WHAT NEEDS TO BE DONE
Give the count of lines holding the string "title" and nothing else.

(Records from a dataset)

•••

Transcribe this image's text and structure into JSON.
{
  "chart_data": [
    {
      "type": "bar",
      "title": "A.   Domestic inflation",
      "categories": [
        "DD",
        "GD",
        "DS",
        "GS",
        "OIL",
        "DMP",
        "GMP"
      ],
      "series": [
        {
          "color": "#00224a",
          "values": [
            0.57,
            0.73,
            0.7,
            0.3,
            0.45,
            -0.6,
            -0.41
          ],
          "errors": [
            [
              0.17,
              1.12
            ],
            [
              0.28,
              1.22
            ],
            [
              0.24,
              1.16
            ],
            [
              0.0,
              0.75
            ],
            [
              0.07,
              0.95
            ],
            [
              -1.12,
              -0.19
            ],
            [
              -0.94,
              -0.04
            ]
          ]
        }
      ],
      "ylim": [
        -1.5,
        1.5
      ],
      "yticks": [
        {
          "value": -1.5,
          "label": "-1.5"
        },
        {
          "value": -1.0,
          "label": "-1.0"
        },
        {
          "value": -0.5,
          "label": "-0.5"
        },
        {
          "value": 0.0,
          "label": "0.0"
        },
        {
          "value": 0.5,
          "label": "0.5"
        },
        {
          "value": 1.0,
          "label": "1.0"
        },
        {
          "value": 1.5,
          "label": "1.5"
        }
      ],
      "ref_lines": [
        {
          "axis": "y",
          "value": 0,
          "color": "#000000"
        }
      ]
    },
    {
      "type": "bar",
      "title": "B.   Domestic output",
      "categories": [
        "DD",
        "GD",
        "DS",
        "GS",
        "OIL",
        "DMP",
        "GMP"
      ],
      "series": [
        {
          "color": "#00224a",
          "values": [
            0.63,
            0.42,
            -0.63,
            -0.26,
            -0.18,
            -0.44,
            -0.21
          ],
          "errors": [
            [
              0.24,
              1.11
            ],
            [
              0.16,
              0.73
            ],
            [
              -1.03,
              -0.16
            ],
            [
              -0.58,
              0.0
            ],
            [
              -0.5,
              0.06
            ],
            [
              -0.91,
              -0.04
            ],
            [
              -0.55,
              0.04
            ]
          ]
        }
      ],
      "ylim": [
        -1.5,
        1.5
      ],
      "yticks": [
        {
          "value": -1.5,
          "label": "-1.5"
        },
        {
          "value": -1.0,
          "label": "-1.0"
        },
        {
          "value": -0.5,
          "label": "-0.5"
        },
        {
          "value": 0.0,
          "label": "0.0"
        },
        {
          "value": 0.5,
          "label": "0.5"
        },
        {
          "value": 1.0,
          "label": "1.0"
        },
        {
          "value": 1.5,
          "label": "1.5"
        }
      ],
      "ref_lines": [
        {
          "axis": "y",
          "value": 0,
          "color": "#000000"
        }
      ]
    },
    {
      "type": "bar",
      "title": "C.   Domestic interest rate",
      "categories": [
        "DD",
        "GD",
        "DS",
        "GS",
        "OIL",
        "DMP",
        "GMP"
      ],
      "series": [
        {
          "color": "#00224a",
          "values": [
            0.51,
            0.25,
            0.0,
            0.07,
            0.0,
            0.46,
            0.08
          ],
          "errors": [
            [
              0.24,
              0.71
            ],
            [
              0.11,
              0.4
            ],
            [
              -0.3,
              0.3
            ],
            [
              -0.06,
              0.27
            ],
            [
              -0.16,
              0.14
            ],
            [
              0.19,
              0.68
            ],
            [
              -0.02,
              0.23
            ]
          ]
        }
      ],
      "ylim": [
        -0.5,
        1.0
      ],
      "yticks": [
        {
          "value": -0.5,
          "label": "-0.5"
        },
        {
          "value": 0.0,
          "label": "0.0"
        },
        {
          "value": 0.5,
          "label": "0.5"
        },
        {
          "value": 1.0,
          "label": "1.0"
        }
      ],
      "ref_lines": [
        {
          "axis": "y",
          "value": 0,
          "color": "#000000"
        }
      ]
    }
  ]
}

•••

RESPONSE BELOW
3